## Reading passage
+++

In 1958, during one of his first dolphin experiments, Lilly recorded a click-and-whistle conversation between dolphins and played it back at a slower rate. When he adjusted the frequency and speed of these dolphin sounds in water to match human speech in air, he found the ratio worked out to 4.5:1. This was a remarkable discovery. Sound travels 4.5 times faster in water than in air. The frequency of communication the dolphins were using, if modified to the density of water, Lilly wrote, matched the exact frequency of human speech in air. When he played the dolphin sounds at this slower speed, they sounded startlingly similar to human speech. Lilly concluded that dolphins were speaking a language similar to ours, but at a much faster speed, one far too rapid for us to comprehend. He announced his discoveries at an American Psychiatric Association meeting in San Francisco later that year and made international headlines.
By the early 1960s, Lilly had built a sprawling two-story compound that featured a thirty-thousand-gallon saltwater pool and a multiroom office/laboratory complex along the shore of St. Thomas in the U.S. Virgin Islands. The sole purpose of this complex, which he named the Communications Research Institute, or CRI, was deciphering dolphin language.

+++

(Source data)
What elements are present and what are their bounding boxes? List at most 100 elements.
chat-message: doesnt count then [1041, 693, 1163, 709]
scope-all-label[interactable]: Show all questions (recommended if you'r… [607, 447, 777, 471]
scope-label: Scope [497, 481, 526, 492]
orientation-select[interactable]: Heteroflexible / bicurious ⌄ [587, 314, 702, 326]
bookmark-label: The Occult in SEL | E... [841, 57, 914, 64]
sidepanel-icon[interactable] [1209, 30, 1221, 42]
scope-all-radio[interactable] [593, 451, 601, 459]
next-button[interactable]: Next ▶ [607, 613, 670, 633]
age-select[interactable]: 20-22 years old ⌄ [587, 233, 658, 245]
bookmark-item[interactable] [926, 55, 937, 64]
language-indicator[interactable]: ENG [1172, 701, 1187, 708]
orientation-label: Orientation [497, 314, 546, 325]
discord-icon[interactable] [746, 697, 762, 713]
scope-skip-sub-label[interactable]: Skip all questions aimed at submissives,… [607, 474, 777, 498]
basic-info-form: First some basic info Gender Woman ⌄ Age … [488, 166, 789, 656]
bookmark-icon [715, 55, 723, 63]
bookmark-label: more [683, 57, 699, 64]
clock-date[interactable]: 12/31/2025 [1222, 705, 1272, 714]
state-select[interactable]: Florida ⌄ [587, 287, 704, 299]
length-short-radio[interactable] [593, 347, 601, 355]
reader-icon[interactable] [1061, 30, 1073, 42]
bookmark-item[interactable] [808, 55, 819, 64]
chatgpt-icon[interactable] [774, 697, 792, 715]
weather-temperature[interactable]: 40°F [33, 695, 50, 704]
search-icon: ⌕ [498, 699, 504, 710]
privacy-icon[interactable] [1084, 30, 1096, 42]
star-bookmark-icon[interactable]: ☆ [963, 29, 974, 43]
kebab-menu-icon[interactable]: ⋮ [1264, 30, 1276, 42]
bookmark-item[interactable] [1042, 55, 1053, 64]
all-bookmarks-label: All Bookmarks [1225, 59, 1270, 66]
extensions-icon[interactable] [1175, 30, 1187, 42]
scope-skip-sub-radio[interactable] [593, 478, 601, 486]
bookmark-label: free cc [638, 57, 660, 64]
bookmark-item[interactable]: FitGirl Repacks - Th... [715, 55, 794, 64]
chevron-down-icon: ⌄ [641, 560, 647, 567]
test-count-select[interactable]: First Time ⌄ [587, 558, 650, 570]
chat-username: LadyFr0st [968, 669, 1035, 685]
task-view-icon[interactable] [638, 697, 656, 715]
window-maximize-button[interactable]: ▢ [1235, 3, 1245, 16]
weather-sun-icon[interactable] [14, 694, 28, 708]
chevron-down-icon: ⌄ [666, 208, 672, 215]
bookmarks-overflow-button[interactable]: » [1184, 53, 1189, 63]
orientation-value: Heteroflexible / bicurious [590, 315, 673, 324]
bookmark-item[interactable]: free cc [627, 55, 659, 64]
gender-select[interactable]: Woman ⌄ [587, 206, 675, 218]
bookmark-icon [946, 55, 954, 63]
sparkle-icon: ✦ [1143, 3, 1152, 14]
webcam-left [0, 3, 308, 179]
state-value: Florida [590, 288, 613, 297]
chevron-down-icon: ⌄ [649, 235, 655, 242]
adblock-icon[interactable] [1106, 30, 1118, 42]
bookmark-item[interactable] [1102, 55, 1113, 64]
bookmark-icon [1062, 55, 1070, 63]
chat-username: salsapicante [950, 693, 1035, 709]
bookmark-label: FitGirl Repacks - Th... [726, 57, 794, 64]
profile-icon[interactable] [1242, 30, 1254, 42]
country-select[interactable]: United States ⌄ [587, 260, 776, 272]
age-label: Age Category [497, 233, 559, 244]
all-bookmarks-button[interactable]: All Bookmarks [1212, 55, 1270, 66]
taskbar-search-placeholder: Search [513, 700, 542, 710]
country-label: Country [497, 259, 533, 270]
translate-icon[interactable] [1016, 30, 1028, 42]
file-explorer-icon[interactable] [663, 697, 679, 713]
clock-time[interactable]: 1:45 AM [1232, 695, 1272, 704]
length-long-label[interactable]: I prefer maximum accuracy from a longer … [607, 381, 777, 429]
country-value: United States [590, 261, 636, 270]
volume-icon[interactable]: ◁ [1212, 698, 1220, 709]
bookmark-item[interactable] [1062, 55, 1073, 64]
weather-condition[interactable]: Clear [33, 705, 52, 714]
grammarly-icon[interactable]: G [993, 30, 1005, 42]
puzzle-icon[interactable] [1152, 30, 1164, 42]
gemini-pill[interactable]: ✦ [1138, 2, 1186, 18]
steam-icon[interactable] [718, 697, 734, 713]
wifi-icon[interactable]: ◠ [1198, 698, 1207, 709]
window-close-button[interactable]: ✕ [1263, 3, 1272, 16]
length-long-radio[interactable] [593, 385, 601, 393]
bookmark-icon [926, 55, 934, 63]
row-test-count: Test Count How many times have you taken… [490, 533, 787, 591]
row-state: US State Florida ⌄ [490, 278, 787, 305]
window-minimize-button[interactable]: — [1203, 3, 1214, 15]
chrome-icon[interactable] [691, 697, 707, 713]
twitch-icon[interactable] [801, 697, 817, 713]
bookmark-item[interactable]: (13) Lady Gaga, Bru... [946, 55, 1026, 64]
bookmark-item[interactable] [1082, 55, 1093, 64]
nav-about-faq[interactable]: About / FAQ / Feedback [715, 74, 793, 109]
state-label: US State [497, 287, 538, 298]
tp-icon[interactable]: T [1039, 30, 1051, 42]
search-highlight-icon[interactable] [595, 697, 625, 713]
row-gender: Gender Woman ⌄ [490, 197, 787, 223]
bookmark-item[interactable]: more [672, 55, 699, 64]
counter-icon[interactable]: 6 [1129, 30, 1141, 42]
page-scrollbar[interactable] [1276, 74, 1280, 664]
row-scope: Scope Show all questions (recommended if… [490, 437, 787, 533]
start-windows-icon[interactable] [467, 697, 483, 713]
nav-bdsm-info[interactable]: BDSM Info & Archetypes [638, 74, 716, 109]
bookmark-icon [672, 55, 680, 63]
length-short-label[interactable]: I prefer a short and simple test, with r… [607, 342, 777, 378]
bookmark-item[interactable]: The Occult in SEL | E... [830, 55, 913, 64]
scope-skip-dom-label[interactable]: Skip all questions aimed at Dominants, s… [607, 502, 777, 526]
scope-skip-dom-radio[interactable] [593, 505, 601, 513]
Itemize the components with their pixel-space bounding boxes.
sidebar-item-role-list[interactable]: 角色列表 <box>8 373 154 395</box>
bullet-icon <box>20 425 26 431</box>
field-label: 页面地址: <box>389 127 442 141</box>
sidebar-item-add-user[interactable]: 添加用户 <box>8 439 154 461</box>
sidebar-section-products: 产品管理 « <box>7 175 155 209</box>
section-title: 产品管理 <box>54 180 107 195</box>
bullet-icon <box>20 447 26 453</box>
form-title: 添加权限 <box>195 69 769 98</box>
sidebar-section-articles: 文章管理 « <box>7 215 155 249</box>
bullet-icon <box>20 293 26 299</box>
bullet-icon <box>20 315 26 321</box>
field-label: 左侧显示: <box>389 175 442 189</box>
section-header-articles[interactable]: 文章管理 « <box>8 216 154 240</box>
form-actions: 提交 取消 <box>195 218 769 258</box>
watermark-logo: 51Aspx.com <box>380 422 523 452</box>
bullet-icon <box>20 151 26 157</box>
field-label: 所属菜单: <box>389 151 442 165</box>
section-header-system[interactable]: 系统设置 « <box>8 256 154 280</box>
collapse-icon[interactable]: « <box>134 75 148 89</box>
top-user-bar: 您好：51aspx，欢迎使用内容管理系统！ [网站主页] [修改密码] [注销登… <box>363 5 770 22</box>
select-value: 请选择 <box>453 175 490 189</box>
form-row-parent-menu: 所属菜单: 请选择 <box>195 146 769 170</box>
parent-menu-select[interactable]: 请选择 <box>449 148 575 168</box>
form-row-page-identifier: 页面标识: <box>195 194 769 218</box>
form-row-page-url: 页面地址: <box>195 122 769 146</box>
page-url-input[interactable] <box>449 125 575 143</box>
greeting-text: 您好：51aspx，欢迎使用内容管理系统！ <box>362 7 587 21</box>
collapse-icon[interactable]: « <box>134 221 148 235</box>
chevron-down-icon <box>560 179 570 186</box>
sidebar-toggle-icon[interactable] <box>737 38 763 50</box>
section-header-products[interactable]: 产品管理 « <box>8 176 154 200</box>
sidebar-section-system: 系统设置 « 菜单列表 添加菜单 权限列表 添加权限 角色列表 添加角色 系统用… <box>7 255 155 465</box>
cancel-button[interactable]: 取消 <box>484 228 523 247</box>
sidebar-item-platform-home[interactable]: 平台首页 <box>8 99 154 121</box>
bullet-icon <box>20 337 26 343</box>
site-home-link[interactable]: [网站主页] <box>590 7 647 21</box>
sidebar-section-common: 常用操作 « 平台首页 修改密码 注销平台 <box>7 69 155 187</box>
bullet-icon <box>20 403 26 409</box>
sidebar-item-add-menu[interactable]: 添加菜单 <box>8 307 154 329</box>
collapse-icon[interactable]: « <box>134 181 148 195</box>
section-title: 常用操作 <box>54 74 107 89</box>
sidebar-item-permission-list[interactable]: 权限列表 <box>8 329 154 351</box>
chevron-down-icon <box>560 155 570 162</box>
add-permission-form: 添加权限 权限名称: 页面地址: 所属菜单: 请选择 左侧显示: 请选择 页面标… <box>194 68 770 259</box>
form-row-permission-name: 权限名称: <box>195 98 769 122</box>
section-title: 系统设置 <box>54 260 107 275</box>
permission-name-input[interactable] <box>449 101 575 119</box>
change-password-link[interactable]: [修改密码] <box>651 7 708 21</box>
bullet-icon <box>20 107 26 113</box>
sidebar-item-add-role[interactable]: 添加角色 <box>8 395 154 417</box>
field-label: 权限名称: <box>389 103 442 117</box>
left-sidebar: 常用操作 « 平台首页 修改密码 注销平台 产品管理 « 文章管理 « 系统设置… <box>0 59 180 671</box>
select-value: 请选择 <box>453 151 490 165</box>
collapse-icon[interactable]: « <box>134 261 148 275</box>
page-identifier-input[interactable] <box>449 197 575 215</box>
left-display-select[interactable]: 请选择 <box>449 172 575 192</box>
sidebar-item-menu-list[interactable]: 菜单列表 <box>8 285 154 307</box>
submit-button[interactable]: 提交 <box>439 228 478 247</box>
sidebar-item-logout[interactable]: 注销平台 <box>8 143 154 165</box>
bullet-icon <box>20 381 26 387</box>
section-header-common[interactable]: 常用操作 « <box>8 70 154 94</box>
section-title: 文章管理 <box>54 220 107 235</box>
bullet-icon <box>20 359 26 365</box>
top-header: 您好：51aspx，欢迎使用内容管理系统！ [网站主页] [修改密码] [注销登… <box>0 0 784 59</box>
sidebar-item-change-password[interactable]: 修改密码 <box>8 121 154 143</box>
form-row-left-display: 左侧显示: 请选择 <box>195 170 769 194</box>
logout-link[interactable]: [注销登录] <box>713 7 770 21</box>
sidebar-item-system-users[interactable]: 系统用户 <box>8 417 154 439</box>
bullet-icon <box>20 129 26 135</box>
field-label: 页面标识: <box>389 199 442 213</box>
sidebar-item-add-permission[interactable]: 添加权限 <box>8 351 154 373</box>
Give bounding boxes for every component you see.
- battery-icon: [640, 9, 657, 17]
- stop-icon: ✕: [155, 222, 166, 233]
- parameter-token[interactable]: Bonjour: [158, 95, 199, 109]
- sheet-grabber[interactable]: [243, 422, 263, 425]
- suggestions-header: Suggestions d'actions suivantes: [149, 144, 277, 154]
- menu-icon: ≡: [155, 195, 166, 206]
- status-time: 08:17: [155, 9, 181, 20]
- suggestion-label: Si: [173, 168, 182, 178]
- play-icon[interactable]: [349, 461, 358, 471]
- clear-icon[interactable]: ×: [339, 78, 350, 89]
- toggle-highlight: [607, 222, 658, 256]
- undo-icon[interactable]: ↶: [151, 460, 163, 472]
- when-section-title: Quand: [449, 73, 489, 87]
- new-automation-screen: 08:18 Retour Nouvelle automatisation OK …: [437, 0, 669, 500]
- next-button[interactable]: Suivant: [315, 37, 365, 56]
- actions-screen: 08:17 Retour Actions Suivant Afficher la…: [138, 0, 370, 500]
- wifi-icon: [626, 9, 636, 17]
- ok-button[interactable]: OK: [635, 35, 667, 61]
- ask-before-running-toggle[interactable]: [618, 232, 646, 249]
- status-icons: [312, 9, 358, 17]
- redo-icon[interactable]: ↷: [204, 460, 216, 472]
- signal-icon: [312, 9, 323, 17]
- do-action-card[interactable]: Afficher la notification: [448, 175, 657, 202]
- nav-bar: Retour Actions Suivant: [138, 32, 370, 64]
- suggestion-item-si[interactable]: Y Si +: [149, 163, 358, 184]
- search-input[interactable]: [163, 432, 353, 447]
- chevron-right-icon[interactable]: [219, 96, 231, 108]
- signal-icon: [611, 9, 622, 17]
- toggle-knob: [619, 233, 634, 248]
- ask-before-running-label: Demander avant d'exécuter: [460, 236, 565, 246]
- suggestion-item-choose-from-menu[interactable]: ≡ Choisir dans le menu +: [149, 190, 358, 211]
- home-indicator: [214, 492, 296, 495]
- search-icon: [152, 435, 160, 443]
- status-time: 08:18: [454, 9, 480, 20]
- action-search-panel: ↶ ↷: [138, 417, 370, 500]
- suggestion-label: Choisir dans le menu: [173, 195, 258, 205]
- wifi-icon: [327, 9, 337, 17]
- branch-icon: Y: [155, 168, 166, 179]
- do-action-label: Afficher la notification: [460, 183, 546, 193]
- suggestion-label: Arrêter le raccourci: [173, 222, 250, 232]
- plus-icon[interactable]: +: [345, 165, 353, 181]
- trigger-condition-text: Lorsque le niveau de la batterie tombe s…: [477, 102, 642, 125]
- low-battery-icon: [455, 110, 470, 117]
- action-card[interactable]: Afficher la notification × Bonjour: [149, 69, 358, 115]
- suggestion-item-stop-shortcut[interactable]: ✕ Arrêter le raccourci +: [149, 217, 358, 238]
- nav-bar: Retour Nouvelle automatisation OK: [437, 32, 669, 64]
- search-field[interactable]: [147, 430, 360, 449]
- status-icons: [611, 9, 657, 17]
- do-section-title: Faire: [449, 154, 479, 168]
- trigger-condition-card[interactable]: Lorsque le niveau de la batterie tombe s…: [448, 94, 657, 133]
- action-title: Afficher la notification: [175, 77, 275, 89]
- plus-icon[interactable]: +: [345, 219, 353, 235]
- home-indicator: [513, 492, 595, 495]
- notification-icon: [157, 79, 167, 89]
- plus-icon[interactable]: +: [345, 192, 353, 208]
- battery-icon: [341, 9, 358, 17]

+++

## Work to be completed
Copy out the passage on Lilly's dolphin research above, word for word and in full.

## Solution to this exercise
In 1958, during one of his first dolphin experiments, Lilly recorded a click-and-whistle conversation between dolphins and played it back at a slower rate. When he adjusted the frequency and speed of these dolphin sounds in water to match human speech in air, he found the ratio worked out to 4.5:1. This was a remarkable discovery. Sound travels 4.5 times faster in water than in air. The frequency of communication the dolphins were using, if modified to the density of water, Lilly wrote, matched the exact frequency of human speech in air. When he played the dolphin sounds at this slower speed, they sounded startlingly similar to human speech. Lilly concluded that dolphins were speaking a language similar to ours, but at a much faster speed, one far too rapid for us to comprehend. He announced his discoveries at an American Psychiatric Association meeting in San Francisco later that year and made international headlines.
By the early 1960s, Lilly had built a sprawling two-story compound that featured a thirty-thousand-gallon saltwater pool and a multiroom office/laboratory complex along the shore of St. Thomas in the U.S. Virgin Islands. The sole purpose of this complex, which he named the Communications Research Institute, or CRI, was deciphering dolphin language.